--- Start of EXCERPTED DATA ---
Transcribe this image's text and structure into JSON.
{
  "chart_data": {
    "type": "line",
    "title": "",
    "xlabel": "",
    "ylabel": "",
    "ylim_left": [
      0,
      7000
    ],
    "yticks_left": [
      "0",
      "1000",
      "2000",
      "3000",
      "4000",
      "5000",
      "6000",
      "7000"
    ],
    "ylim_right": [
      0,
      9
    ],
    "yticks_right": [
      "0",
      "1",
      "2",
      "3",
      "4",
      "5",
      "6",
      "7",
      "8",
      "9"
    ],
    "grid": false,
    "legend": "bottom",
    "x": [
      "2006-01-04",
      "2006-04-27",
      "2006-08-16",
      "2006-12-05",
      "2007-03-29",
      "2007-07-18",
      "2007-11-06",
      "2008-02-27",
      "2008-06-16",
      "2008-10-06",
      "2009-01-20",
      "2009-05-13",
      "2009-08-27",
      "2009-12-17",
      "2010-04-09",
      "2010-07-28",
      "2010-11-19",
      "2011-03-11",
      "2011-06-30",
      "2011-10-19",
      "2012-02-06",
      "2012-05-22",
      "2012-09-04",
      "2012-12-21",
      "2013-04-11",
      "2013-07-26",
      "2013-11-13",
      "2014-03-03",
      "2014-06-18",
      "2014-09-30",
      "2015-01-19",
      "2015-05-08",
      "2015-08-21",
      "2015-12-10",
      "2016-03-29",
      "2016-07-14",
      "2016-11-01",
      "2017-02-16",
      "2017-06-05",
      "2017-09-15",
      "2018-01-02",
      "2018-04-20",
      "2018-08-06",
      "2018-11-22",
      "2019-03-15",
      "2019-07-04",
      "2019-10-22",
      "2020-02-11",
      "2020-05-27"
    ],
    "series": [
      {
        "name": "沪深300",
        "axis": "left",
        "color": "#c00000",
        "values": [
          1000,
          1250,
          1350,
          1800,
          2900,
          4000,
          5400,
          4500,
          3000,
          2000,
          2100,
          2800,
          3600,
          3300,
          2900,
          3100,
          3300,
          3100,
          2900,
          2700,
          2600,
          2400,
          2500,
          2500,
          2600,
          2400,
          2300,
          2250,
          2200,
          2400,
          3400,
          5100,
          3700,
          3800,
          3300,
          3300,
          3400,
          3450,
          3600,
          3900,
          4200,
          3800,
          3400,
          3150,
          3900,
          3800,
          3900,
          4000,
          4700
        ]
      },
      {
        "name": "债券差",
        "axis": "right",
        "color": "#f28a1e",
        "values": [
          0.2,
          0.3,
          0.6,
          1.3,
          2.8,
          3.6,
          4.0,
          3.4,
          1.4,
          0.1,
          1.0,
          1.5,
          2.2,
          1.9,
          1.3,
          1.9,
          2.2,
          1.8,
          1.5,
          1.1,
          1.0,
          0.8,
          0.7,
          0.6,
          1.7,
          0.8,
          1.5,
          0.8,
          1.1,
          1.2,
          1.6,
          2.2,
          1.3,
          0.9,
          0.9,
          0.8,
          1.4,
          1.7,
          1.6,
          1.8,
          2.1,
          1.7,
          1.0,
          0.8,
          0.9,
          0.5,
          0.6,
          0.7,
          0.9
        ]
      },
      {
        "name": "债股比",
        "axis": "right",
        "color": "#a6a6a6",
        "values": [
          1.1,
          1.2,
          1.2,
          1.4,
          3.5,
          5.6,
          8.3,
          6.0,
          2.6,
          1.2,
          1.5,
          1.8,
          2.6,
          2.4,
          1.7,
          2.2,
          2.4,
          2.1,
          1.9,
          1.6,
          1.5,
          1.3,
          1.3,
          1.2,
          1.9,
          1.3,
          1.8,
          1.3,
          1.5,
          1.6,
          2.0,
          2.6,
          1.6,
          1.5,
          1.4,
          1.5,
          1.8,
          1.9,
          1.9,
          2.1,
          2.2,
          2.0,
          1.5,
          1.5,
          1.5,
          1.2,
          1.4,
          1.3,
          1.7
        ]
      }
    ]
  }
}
--- End of EXCERPTED DATA ---
• DIRECTIONS
What is the number of lines in the data holding the word "color"? Reply with that number only.

• FINAL RESULT
3